──────── Excerpted data ────────

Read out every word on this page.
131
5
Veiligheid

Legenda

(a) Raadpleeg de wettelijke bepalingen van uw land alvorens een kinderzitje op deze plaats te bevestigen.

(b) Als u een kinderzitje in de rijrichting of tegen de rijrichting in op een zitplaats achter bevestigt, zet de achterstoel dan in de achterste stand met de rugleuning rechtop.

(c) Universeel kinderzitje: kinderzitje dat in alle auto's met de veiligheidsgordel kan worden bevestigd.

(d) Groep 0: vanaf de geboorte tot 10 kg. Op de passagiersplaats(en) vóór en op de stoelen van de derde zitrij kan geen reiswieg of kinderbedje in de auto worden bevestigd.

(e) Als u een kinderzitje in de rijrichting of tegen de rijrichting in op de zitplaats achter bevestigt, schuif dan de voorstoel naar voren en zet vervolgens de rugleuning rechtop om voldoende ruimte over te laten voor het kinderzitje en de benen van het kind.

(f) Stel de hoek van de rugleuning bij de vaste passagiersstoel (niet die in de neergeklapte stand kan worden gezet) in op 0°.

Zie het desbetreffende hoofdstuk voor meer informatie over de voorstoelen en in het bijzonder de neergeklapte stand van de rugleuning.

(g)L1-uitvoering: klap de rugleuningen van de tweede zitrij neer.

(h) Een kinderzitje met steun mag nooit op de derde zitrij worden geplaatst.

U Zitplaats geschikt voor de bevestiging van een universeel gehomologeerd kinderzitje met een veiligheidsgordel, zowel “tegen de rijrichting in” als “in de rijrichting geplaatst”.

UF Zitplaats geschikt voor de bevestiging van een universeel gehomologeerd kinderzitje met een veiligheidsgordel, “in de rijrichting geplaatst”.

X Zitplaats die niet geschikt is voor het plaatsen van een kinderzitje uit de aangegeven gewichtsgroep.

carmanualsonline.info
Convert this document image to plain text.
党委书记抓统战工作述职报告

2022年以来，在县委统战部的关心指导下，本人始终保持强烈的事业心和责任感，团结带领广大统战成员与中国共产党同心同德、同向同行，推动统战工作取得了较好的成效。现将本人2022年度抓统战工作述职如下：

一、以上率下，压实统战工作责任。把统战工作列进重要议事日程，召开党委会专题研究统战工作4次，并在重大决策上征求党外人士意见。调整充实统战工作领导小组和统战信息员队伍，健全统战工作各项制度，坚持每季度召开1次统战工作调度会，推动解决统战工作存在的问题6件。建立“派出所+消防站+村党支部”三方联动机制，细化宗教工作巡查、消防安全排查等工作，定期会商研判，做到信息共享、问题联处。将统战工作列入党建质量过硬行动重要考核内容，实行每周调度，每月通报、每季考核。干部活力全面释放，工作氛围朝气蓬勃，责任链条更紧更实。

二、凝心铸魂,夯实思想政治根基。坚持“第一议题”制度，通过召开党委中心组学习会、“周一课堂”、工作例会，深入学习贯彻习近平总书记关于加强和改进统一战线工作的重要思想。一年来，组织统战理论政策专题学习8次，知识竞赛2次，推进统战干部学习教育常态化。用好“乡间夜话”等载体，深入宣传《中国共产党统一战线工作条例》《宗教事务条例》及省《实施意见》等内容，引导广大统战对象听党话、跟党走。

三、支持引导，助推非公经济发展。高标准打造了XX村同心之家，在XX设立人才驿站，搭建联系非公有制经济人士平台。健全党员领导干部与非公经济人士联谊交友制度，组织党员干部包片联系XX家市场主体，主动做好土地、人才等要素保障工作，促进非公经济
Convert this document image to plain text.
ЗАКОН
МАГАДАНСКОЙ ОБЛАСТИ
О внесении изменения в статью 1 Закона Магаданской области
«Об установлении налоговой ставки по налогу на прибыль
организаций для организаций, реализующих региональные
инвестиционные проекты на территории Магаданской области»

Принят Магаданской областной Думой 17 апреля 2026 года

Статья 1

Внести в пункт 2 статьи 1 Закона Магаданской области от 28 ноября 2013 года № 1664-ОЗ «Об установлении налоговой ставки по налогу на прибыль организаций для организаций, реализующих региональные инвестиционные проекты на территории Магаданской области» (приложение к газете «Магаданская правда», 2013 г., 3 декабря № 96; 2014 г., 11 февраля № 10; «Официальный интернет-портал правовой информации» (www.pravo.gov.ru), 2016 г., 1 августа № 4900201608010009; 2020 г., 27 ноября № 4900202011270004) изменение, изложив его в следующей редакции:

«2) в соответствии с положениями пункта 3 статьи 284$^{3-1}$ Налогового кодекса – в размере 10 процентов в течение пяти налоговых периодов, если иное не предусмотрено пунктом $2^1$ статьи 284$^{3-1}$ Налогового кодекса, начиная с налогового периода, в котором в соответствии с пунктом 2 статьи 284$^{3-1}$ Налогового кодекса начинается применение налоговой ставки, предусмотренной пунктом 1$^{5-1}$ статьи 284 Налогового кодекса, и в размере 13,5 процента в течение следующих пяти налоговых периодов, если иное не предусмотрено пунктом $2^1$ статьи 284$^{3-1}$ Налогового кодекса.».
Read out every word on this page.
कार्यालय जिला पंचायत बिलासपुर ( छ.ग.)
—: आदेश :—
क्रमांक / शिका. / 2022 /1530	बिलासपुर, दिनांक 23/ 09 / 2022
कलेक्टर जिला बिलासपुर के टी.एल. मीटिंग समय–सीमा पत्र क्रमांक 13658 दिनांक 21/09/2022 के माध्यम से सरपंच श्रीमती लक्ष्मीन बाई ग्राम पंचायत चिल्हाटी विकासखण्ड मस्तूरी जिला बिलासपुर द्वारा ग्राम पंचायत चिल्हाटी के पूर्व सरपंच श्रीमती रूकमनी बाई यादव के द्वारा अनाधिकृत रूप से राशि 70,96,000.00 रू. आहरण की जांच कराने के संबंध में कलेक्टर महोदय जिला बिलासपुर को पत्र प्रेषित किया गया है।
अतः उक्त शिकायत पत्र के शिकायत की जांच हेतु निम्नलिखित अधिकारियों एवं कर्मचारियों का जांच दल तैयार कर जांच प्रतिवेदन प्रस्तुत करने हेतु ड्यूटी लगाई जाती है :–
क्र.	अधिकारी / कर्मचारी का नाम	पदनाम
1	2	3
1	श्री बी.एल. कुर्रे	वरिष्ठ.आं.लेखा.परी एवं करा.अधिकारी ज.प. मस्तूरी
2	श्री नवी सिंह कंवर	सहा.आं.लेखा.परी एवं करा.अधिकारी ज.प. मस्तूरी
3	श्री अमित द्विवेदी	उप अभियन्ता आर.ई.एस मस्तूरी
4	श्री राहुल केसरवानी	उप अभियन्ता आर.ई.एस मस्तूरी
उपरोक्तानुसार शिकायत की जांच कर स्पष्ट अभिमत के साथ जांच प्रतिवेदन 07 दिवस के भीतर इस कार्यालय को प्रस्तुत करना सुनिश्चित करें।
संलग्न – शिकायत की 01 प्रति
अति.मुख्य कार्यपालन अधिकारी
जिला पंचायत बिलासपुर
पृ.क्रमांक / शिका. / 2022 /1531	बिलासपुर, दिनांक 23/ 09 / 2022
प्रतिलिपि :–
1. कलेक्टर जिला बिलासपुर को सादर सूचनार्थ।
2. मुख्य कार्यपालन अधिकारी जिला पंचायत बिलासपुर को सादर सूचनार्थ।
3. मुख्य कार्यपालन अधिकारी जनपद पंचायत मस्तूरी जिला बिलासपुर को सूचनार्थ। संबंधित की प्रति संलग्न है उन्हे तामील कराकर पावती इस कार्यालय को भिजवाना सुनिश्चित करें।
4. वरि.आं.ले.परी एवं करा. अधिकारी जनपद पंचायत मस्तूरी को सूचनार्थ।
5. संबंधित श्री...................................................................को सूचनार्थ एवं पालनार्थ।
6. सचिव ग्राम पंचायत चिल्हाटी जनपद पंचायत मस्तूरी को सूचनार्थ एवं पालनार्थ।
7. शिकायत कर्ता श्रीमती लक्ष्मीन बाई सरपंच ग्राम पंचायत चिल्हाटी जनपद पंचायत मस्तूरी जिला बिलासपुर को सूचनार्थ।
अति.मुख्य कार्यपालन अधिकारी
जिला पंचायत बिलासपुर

────────

*Instruction*.
Go through the listing above and pull out each line containing the word "года".

*Solution below*.
Принят Магаданской областной Думой 17 апреля 2026 года
Внести в пункт 2 статьи 1 Закона Магаданской области от 28 ноября 2013 года № 1664-ОЗ «Об установлении налоговой ставки по налогу на прибыль организаций для организаций, реализующих региональные инвестиционные проекты на территории Магаданской области» (приложение к газете «Магаданская правда», 2013 г., 3 декабря № 96; 2014 г., 11 февраля № 10; «Официальный интернет-портал правовой информации» (www.pravo.gov.ru), 2016 г., 1 августа № 4900201608010009; 2020 г., 27 ноября № 4900202011270004) изменение, изложив его в следующей редакции:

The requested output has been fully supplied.